__EXERCISE__.
Reproduce every entry exactly, without alteration.

__MATERIAL FOR THIS TASK__.

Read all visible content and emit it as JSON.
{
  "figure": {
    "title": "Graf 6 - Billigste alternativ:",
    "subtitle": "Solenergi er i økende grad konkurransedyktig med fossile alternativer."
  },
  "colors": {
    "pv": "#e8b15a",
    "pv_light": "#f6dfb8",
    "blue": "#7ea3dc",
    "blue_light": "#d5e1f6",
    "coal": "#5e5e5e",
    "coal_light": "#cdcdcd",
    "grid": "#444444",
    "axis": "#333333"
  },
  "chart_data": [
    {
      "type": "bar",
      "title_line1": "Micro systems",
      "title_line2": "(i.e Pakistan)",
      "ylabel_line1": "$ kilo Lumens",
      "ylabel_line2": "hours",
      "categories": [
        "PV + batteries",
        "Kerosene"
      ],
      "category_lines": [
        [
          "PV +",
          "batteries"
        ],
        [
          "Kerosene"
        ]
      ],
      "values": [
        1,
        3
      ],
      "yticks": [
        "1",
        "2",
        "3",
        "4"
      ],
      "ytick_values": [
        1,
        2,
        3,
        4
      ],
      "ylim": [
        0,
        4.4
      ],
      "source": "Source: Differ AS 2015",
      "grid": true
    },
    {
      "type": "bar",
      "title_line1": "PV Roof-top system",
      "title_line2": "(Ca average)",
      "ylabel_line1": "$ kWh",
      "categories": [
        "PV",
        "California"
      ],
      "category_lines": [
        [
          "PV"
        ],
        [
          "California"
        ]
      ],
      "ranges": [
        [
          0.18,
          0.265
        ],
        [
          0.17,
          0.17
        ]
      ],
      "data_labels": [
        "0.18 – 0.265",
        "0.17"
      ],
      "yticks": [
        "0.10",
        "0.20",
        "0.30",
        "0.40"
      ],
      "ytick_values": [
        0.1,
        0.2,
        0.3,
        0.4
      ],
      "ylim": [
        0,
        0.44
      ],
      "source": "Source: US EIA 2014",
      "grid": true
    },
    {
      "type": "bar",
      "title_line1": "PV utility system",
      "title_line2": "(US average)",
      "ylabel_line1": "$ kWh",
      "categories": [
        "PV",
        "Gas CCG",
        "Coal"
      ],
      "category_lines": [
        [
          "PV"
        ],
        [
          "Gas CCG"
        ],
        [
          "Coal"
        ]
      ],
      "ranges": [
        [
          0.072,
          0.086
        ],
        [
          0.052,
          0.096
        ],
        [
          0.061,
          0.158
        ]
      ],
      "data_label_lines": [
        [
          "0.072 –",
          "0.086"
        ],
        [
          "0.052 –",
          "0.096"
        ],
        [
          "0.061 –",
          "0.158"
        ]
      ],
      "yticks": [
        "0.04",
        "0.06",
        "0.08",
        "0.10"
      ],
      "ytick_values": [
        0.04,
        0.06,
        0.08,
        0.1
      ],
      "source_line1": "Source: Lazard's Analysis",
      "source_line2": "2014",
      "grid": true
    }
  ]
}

__TASK SOLUTION__.
Read all visible content and emit it as JSON.
{
  "figure": {
    "title": "Graf 6 - Billigste alternativ:",
    "subtitle": "Solenergi er i økende grad konkurransedyktig med fossile alternativer."
  },
  "colors": {
    "pv": "#e8b15a",
    "pv_light": "#f6dfb8",
    "blue": "#7ea3dc",
    "blue_light": "#d5e1f6",
    "coal": "#5e5e5e",
    "coal_light": "#cdcdcd",
    "grid": "#444444",
    "axis": "#333333"
  },
  "chart_data": [
    {
      "type": "bar",
      "title_line1": "Micro systems",
      "title_line2": "(i.e Pakistan)",
      "ylabel_line1": "$ kilo Lumens",
      "ylabel_line2": "hours",
      "categories": [
        "PV + batteries",
        "Kerosene"
      ],
      "category_lines": [
        [
          "PV +",
          "batteries"
        ],
        [
          "Kerosene"
        ]
      ],
      "values": [
        1,
        3
      ],
      "yticks": [
        "1",
        "2",
        "3",
        "4"
      ],
      "ytick_values": [
        1,
        2,
        3,
        4
      ],
      "ylim": [
        0,
        4.4
      ],
      "source": "Source: Differ AS 2015",
      "grid": true
    },
    {
      "type": "bar",
      "title_line1": "PV Roof-top system",
      "title_line2": "(Ca average)",
      "ylabel_line1": "$ kWh",
      "categories": [
        "PV",
        "California"
      ],
      "category_lines": [
        [
          "PV"
        ],
        [
          "California"
        ]
      ],
      "ranges": [
        [
          0.18,
          0.265
        ],
        [
          0.17,
          0.17
        ]
      ],
      "data_labels": [
        "0.18 – 0.265",
        "0.17"
      ],
      "yticks": [
        "0.10",
        "0.20",
        "0.30",
        "0.40"
      ],
      "ytick_values": [
        0.1,
        0.2,
        0.3,
        0.4
      ],
      "ylim": [
        0,
        0.44
      ],
      "source": "Source: US EIA 2014",
      "grid": true
    },
    {
      "type": "bar",
      "title_line1": "PV utility system",
      "title_line2": "(US average)",
      "ylabel_line1": "$ kWh",
      "categories": [
        "PV",
        "Gas CCG",
        "Coal"
      ],
      "category_lines": [
        [
          "PV"
        ],
        [
          "Gas CCG"
        ],
        [
          "Coal"
        ]
      ],
      "ranges": [
        [
          0.072,
          0.086
        ],
        [
          0.052,
          0.096
        ],
        [
          0.061,
          0.158
        ]
      ],
      "data_label_lines": [
        [
          "0.072 –",
          "0.086"
        ],
        [
          "0.052 –",
          "0.096"
        ],
        [
          "0.061 –",
          "0.158"
        ]
      ],
      "yticks": [
        "0.04",
        "0.06",
        "0.08",
        "0.10"
      ],
      "ytick_values": [
        0.04,
        0.06,
        0.08,
        0.1
      ],
      "source_line1": "Source: Lazard's Analysis",
      "source_line2": "2014",
      "grid": true
    }
  ]
}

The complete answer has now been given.